— start —

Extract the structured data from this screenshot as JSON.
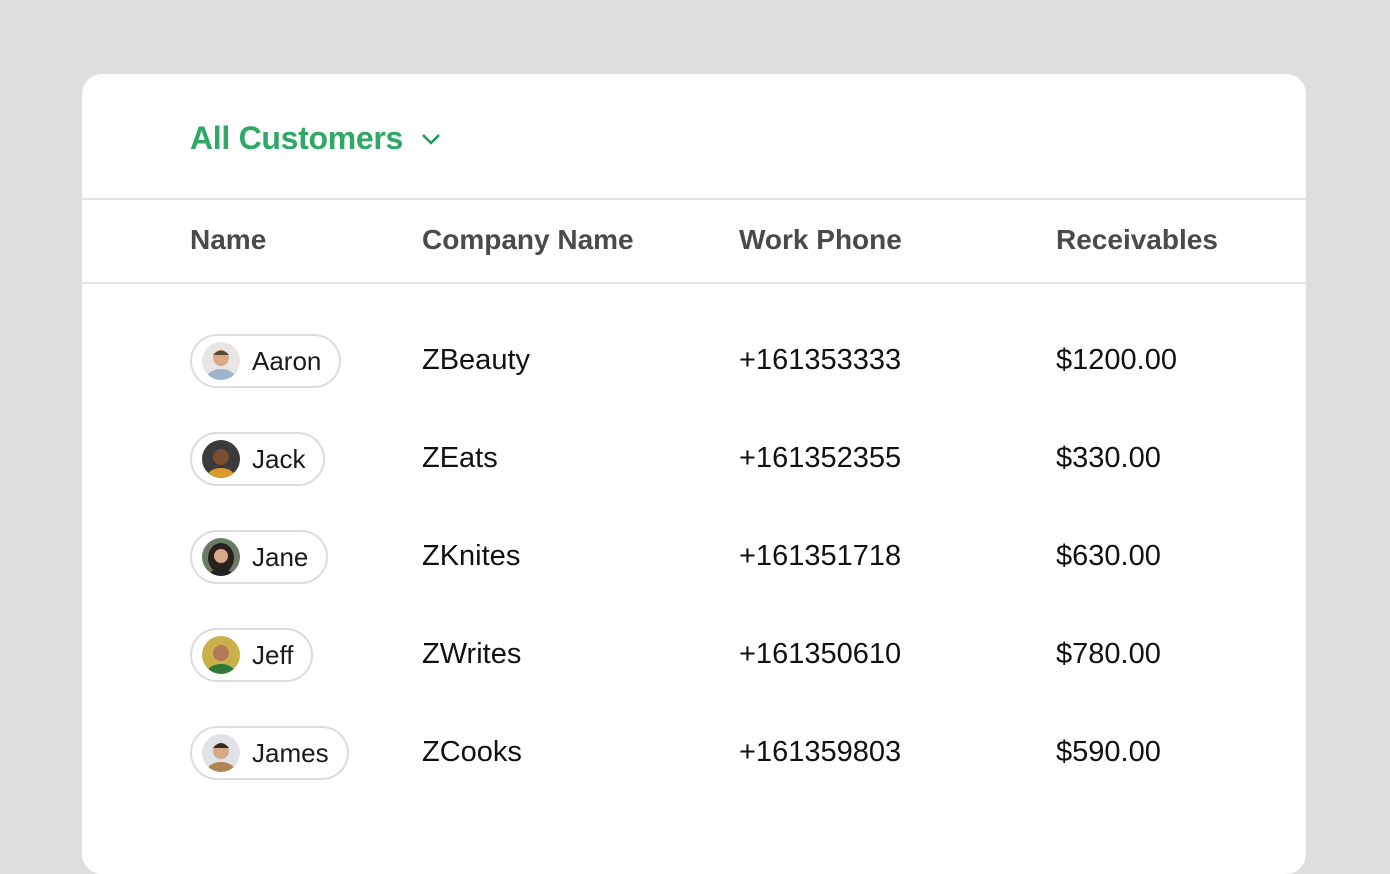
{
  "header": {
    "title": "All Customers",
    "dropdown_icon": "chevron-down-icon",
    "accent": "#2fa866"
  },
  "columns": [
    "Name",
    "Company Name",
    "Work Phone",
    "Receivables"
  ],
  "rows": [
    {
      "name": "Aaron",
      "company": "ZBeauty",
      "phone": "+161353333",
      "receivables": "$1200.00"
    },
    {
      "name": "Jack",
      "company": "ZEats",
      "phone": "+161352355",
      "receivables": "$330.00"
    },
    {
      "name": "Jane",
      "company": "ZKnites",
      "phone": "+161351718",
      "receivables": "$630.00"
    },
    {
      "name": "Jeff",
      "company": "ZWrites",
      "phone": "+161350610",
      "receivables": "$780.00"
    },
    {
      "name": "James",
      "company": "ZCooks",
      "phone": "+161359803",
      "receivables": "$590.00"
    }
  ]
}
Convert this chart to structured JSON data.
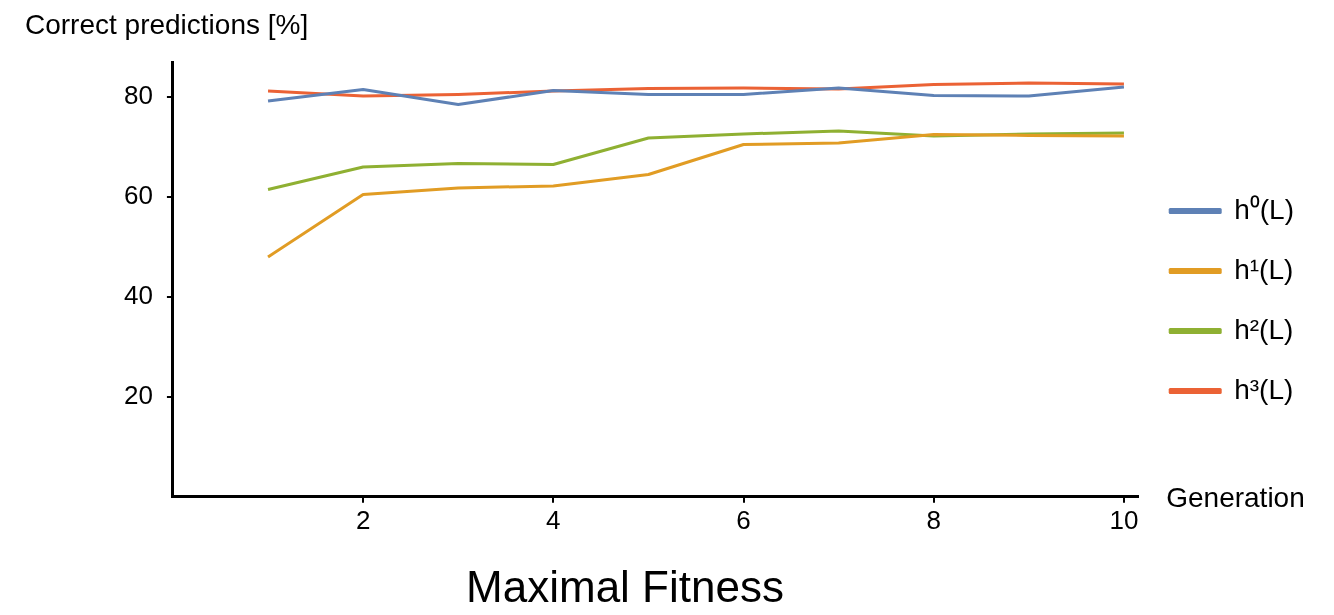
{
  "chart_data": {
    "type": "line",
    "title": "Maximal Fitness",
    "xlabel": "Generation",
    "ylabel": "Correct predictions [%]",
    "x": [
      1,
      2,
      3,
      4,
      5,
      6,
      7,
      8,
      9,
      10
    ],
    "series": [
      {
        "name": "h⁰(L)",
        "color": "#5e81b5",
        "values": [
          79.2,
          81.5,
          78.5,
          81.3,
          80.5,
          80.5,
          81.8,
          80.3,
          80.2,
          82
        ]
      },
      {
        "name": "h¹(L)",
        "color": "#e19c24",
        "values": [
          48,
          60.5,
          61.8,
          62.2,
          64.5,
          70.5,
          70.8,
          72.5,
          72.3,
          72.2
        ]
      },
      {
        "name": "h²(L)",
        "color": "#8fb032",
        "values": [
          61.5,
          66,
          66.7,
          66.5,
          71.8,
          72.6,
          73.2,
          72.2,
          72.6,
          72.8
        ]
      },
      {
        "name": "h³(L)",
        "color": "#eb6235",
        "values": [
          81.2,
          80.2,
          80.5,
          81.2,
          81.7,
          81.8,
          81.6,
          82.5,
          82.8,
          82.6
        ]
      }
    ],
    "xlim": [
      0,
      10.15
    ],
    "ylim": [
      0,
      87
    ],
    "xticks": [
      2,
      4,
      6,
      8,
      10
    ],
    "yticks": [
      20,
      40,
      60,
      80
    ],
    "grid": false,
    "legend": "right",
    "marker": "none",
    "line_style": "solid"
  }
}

— end —

» Required work
Locate and copy each line in the data above that includes the word "color".

» Result of this task
        "color": "#5e81b5",
        "color": "#e19c24",
        "color": "#8fb032",
        "color": "#eb6235",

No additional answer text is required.